▶ _Problem statement_
Gather every line that includes the word "Advanced", please.
:: Data entries
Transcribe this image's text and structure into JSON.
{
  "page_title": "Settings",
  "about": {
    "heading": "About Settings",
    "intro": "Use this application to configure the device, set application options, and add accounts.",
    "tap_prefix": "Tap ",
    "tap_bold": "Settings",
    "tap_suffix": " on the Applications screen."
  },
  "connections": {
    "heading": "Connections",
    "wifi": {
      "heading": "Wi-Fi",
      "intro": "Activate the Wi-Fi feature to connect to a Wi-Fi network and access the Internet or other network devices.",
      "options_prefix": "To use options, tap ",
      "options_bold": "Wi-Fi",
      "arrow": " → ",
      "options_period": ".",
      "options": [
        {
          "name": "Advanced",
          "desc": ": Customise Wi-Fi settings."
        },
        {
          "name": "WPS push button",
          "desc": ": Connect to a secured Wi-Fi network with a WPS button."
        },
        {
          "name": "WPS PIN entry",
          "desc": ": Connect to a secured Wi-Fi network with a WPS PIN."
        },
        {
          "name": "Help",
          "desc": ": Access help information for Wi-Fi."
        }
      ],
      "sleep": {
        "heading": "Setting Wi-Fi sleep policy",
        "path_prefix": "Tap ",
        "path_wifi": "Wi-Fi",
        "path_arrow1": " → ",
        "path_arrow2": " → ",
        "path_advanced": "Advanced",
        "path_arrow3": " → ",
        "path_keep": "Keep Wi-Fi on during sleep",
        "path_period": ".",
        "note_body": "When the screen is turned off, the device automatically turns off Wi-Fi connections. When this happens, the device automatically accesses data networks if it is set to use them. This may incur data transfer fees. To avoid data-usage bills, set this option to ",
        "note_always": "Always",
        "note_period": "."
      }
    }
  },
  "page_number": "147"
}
::::
▶ _In response_
          "name": "Advanced",
        "path_advanced": "Advanced",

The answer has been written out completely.